#### [Short problem]
Of all the lines in the data below, how many contain "Designers"? Report that number alone.

--- Start Dataset ---

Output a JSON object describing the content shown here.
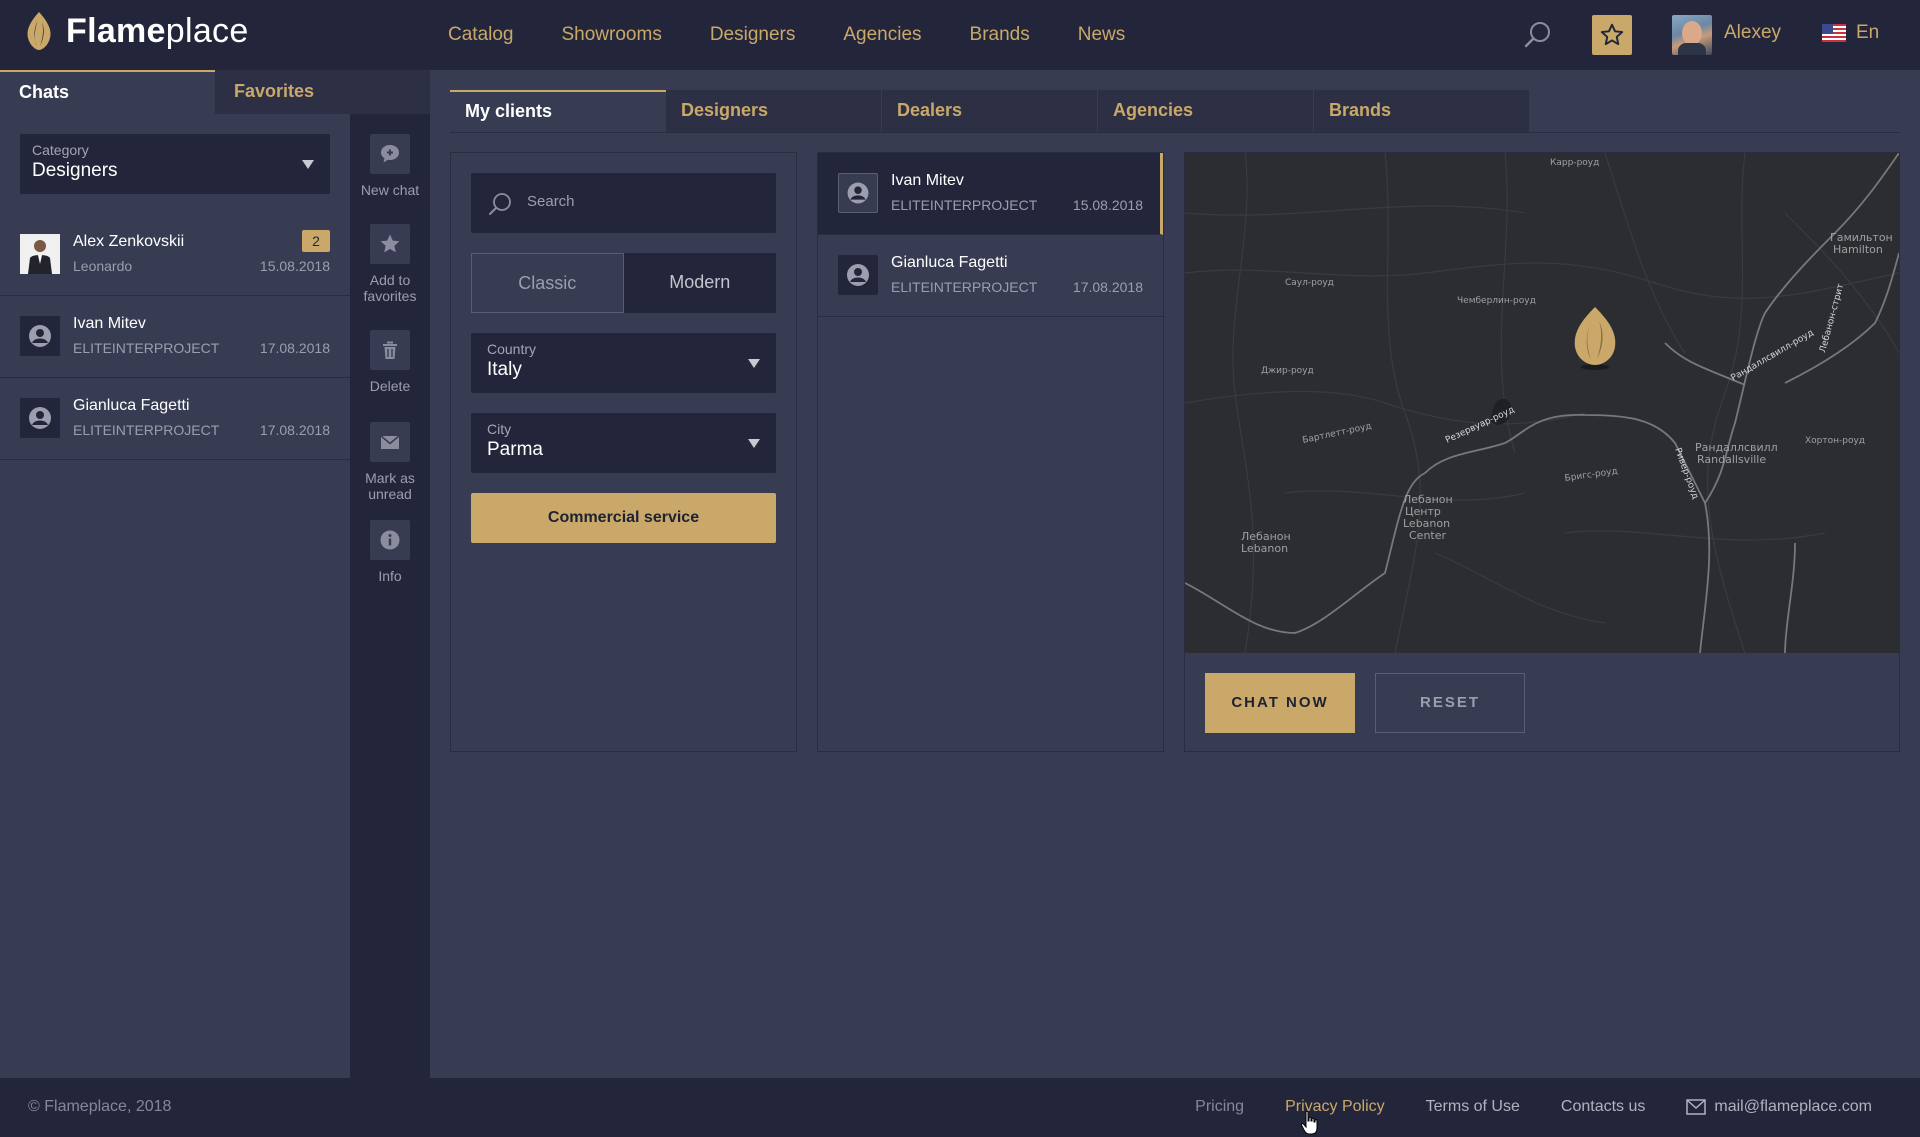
{
  "header": {
    "logo_bold": "Flame",
    "logo_light": "place",
    "nav": [
      "Catalog",
      "Showrooms",
      "Designers",
      "Agencies",
      "Brands",
      "News"
    ],
    "user_name": "Alexey",
    "language": "En",
    "icons": {
      "search": "search-icon",
      "favorites": "star-icon",
      "flag": "us-flag-icon"
    },
    "accent": "#c9a86a"
  },
  "left_tabs": [
    "Chats",
    "Favorites"
  ],
  "category": {
    "label": "Category",
    "value": "Designers"
  },
  "chats": [
    {
      "name": "Alex Zenkovskii",
      "sub": "Leonardo",
      "date": "15.08.2018",
      "badge": "2"
    },
    {
      "name": "Ivan Mitev",
      "sub": "ELITEINTERPROJECT",
      "date": "17.08.2018"
    },
    {
      "name": "Gianluca Fagetti",
      "sub": "ELITEINTERPROJECT",
      "date": "17.08.2018"
    }
  ],
  "actions": [
    {
      "label": "New chat",
      "icon": "chat-bubble-icon"
    },
    {
      "label": "Add to favorites",
      "icon": "star-icon"
    },
    {
      "label": "Delete",
      "icon": "trash-icon"
    },
    {
      "label": "Mark as unread",
      "icon": "envelope-icon"
    },
    {
      "label": "Info",
      "icon": "info-icon"
    }
  ],
  "main_tabs": [
    "My clients",
    "Designers",
    "Dealers",
    "Agencies",
    "Brands"
  ],
  "filters": {
    "search_placeholder": "Search",
    "style_options": [
      "Classic",
      "Modern"
    ],
    "country": {
      "label": "Country",
      "value": "Italy"
    },
    "city": {
      "label": "City",
      "value": "Parma"
    },
    "commercial_button": "Commercial service"
  },
  "results": [
    {
      "name": "Ivan Mitev",
      "sub": "ELITEINTERPROJECT",
      "date": "15.08.2018"
    },
    {
      "name": "Gianluca Fagetti",
      "sub": "ELITEINTERPROJECT",
      "date": "17.08.2018"
    }
  ],
  "map": {
    "labels": [
      "Гамильтон",
      "Hamilton",
      "Рандаллсвилл",
      "Randallsville",
      "Лебанон",
      "Центр",
      "Lebanon",
      "Center",
      "Лебанон",
      "Lebanon",
      "Саул-роуд",
      "Джир-роуд",
      "Бартлетт-роуд",
      "Резервуар-роуд",
      "Чемберлин-роуд",
      "Бригс-роуд",
      "Хортон-роуд",
      "Рандаллсвилл-роуд",
      "Ривер-роуд",
      "Лебанон-стрит",
      "Карр-роуд"
    ],
    "buttons": {
      "chat": "CHAT NOW",
      "reset": "RESET"
    }
  },
  "footer": {
    "copyright": "© Flameplace, 2018",
    "links": [
      "Pricing",
      "Privacy Policy",
      "Terms of Use",
      "Contacts us"
    ],
    "email": "mail@flameplace.com"
  }
}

--- End Dataset ---

#### [Task result]
3